**Saved entries**
** START **

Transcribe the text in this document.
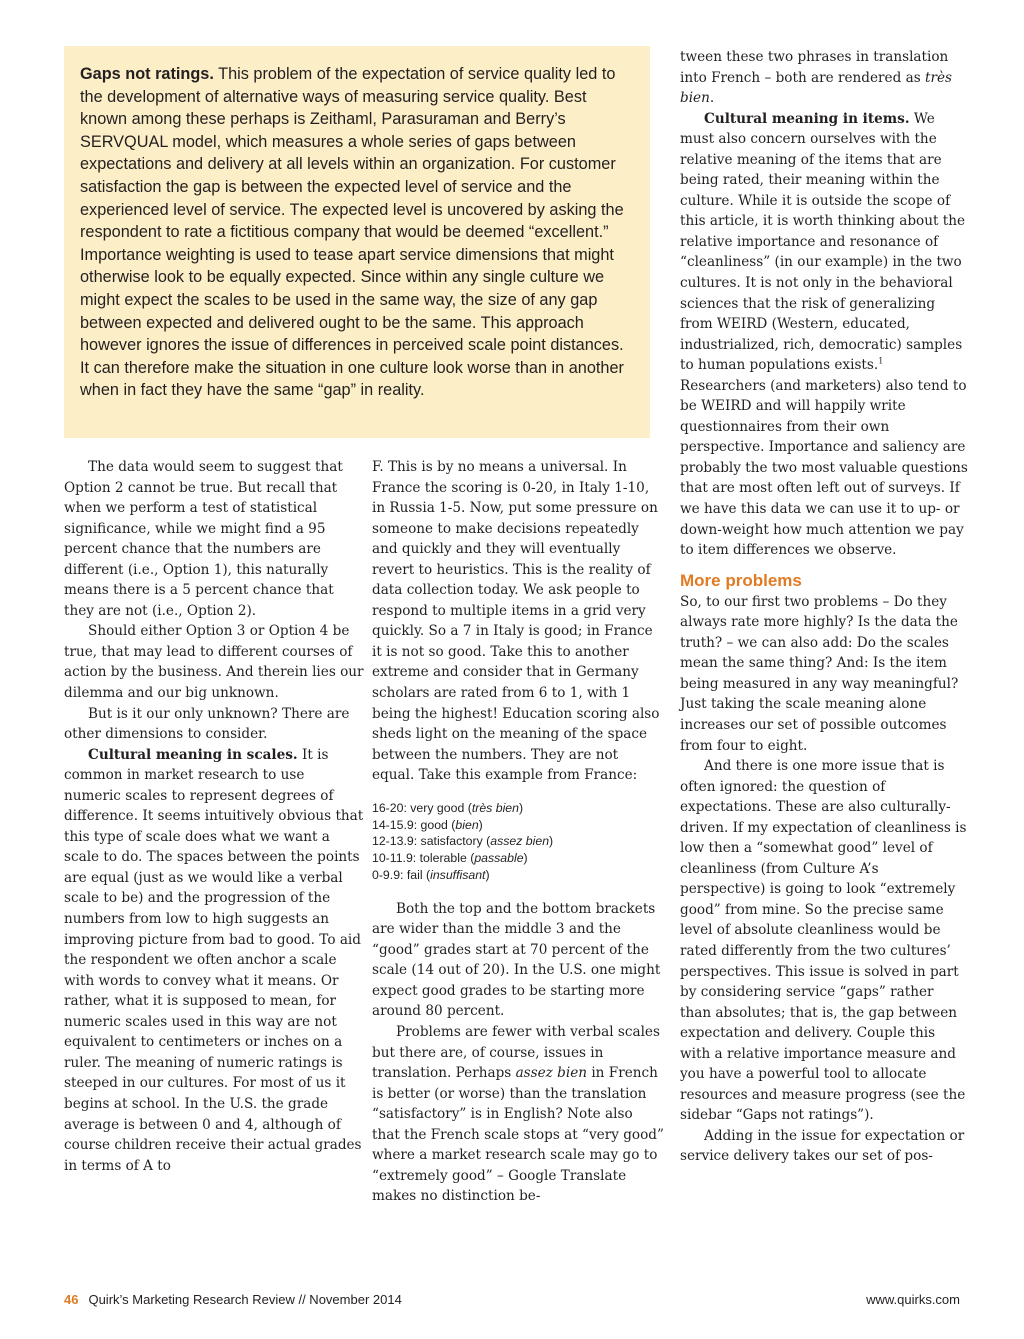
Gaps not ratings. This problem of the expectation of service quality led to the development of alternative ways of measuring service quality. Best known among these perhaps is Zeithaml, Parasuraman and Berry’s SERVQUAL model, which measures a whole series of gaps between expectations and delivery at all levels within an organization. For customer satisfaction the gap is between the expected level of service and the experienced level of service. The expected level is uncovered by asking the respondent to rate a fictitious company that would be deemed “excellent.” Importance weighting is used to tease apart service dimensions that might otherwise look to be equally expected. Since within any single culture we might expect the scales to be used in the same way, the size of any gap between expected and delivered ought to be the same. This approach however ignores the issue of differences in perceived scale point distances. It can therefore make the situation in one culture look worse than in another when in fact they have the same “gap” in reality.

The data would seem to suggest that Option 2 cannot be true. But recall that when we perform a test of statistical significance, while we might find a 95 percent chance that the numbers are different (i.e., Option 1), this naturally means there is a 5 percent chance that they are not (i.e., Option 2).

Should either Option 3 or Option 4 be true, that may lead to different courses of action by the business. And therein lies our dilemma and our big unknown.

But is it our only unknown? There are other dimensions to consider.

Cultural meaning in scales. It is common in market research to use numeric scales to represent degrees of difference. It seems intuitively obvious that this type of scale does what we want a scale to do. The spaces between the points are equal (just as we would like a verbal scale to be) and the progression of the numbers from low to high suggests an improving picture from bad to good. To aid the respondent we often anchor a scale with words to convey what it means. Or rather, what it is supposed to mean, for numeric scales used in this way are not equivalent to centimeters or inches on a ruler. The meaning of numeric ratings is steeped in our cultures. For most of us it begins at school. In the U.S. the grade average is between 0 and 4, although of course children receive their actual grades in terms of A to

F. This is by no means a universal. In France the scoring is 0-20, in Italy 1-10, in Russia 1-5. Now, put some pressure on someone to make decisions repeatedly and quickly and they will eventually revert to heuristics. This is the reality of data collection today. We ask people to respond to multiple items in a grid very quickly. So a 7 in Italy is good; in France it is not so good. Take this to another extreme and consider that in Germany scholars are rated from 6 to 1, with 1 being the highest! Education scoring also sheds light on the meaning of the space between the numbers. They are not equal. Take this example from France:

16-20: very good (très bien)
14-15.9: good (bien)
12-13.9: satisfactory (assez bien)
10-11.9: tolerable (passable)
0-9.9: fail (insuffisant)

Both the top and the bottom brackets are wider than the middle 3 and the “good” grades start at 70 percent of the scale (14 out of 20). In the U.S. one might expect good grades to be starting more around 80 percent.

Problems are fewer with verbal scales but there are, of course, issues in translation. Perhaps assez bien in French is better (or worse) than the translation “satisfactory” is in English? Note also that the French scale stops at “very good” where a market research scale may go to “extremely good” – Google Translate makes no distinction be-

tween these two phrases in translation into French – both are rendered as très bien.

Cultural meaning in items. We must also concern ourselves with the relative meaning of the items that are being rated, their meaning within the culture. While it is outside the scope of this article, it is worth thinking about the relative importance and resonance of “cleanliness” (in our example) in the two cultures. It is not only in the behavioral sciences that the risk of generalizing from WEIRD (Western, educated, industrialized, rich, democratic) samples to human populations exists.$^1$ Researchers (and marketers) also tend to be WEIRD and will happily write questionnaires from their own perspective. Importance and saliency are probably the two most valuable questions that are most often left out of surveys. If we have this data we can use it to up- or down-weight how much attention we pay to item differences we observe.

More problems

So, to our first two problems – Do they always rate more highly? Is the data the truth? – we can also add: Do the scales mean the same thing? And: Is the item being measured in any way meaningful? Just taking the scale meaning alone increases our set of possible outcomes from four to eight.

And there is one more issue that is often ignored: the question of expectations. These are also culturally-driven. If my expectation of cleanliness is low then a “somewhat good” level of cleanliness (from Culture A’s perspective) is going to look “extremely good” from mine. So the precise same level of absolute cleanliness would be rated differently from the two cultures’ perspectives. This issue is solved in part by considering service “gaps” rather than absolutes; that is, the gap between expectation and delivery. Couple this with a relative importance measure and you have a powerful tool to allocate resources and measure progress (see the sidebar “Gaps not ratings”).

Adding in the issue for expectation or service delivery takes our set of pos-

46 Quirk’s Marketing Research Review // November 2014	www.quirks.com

** END **

Display every line of the listing that contains the string "percent".

The data would seem to suggest that Option 2 cannot be true. But recall that when we perform a test of statistical significance, while we might find a 95 percent chance that the numbers are different (i.e., Option 1), this naturally means there is a 5 percent chance that they are not (i.e., Option 2).
Both the top and the bottom brackets are wider than the middle 3 and the “good” grades start at 70 percent of the scale (14 out of 20). In the U.S. one might expect good grades to be starting more around 80 percent.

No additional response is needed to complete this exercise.